-------- Data rows --------

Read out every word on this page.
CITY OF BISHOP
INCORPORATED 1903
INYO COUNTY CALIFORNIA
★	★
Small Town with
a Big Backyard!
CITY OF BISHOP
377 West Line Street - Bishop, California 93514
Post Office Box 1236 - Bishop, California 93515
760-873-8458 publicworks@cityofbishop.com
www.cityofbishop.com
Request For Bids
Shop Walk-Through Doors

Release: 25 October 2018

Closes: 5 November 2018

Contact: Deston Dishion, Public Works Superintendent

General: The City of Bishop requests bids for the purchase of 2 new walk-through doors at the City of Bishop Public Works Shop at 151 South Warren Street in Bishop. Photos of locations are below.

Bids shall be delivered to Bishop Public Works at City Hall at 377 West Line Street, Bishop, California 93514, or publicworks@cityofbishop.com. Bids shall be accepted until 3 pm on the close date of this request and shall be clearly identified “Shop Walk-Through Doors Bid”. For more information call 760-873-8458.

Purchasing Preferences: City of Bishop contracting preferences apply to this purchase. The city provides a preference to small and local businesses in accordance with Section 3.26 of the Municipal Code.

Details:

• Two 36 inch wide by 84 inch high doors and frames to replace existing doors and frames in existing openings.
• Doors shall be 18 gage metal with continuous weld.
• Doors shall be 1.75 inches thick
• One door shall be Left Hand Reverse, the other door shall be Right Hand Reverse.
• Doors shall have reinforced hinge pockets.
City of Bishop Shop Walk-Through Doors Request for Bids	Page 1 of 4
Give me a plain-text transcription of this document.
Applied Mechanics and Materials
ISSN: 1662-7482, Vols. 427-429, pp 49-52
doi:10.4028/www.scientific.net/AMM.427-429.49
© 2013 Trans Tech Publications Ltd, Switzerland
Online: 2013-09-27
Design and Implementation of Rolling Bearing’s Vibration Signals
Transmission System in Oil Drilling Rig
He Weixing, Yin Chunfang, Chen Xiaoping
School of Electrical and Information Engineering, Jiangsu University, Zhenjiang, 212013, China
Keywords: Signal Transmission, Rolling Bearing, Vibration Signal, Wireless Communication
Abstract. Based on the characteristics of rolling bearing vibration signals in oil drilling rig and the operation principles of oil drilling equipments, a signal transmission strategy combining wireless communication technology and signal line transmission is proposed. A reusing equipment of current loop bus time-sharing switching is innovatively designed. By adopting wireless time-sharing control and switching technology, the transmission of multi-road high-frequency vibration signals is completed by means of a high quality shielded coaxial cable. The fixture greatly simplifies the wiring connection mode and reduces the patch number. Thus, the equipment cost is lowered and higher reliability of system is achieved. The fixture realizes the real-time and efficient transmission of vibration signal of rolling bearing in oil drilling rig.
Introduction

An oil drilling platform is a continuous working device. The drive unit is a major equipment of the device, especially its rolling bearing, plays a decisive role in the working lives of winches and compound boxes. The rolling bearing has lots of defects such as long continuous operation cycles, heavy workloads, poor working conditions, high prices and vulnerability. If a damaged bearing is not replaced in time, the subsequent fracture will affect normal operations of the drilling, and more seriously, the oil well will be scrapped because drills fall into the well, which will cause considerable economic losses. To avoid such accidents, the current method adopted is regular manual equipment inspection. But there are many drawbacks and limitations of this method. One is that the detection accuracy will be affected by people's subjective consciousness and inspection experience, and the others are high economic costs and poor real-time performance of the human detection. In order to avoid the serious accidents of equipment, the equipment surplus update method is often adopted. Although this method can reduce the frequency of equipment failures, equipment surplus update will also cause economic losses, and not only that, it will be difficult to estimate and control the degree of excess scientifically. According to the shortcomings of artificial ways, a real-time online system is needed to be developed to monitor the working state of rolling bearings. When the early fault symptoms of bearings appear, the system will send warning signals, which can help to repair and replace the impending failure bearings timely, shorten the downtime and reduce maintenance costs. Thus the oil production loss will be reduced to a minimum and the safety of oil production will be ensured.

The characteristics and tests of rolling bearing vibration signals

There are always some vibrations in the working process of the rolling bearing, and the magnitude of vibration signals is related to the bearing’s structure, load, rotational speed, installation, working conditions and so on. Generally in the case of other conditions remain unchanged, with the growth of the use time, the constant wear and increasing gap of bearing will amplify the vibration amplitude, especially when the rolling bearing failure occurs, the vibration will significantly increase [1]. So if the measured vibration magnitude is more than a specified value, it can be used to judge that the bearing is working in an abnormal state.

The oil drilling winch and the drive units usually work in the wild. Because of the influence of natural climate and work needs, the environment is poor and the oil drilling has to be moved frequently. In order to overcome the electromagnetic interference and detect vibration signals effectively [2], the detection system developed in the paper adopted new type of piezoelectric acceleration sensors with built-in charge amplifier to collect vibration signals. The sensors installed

--------

§ **Task**
Above are the records; retype every one exactly.

§ **Worked answer**
Read out every word on this page.
CITY OF BISHOP
INCORPORATED 1903
INYO COUNTY CALIFORNIA
★	★
Small Town with
a Big Backyard!
CITY OF BISHOP
377 West Line Street - Bishop, California 93514
Post Office Box 1236 - Bishop, California 93515
760-873-8458 publicworks@cityofbishop.com
www.cityofbishop.com
Request For Bids
Shop Walk-Through Doors

Release: 25 October 2018

Closes: 5 November 2018

Contact: Deston Dishion, Public Works Superintendent

General: The City of Bishop requests bids for the purchase of 2 new walk-through doors at the City of Bishop Public Works Shop at 151 South Warren Street in Bishop. Photos of locations are below.

Bids shall be delivered to Bishop Public Works at City Hall at 377 West Line Street, Bishop, California 93514, or publicworks@cityofbishop.com. Bids shall be accepted until 3 pm on the close date of this request and shall be clearly identified “Shop Walk-Through Doors Bid”. For more information call 760-873-8458.

Purchasing Preferences: City of Bishop contracting preferences apply to this purchase. The city provides a preference to small and local businesses in accordance with Section 3.26 of the Municipal Code.

Details:

• Two 36 inch wide by 84 inch high doors and frames to replace existing doors and frames in existing openings.
• Doors shall be 18 gage metal with continuous weld.
• Doors shall be 1.75 inches thick
• One door shall be Left Hand Reverse, the other door shall be Right Hand Reverse.
• Doors shall have reinforced hinge pockets.
City of Bishop Shop Walk-Through Doors Request for Bids	Page 1 of 4
Give me a plain-text transcription of this document.
Applied Mechanics and Materials
ISSN: 1662-7482, Vols. 427-429, pp 49-52
doi:10.4028/www.scientific.net/AMM.427-429.49
© 2013 Trans Tech Publications Ltd, Switzerland
Online: 2013-09-27
Design and Implementation of Rolling Bearing’s Vibration Signals
Transmission System in Oil Drilling Rig
He Weixing, Yin Chunfang, Chen Xiaoping
School of Electrical and Information Engineering, Jiangsu University, Zhenjiang, 212013, China
Keywords: Signal Transmission, Rolling Bearing, Vibration Signal, Wireless Communication
Abstract. Based on the characteristics of rolling bearing vibration signals in oil drilling rig and the operation principles of oil drilling equipments, a signal transmission strategy combining wireless communication technology and signal line transmission is proposed. A reusing equipment of current loop bus time-sharing switching is innovatively designed. By adopting wireless time-sharing control and switching technology, the transmission of multi-road high-frequency vibration signals is completed by means of a high quality shielded coaxial cable. The fixture greatly simplifies the wiring connection mode and reduces the patch number. Thus, the equipment cost is lowered and higher reliability of system is achieved. The fixture realizes the real-time and efficient transmission of vibration signal of rolling bearing in oil drilling rig.
Introduction

An oil drilling platform is a continuous working device. The drive unit is a major equipment of the device, especially its rolling bearing, plays a decisive role in the working lives of winches and compound boxes. The rolling bearing has lots of defects such as long continuous operation cycles, heavy workloads, poor working conditions, high prices and vulnerability. If a damaged bearing is not replaced in time, the subsequent fracture will affect normal operations of the drilling, and more seriously, the oil well will be scrapped because drills fall into the well, which will cause considerable economic losses. To avoid such accidents, the current method adopted is regular manual equipment inspection. But there are many drawbacks and limitations of this method. One is that the detection accuracy will be affected by people's subjective consciousness and inspection experience, and the others are high economic costs and poor real-time performance of the human detection. In order to avoid the serious accidents of equipment, the equipment surplus update method is often adopted. Although this method can reduce the frequency of equipment failures, equipment surplus update will also cause economic losses, and not only that, it will be difficult to estimate and control the degree of excess scientifically. According to the shortcomings of artificial ways, a real-time online system is needed to be developed to monitor the working state of rolling bearings. When the early fault symptoms of bearings appear, the system will send warning signals, which can help to repair and replace the impending failure bearings timely, shorten the downtime and reduce maintenance costs. Thus the oil production loss will be reduced to a minimum and the safety of oil production will be ensured.

The characteristics and tests of rolling bearing vibration signals

There are always some vibrations in the working process of the rolling bearing, and the magnitude of vibration signals is related to the bearing’s structure, load, rotational speed, installation, working conditions and so on. Generally in the case of other conditions remain unchanged, with the growth of the use time, the constant wear and increasing gap of bearing will amplify the vibration amplitude, especially when the rolling bearing failure occurs, the vibration will significantly increase [1]. So if the measured vibration magnitude is more than a specified value, it can be used to judge that the bearing is working in an abnormal state.

The oil drilling winch and the drive units usually work in the wild. Because of the influence of natural climate and work needs, the environment is poor and the oil drilling has to be moved frequently. In order to overcome the electromagnetic interference and detect vibration signals effectively [2], the detection system developed in the paper adopted new type of piezoelectric acceleration sensors with built-in charge amplifier to collect vibration signals. The sensors installed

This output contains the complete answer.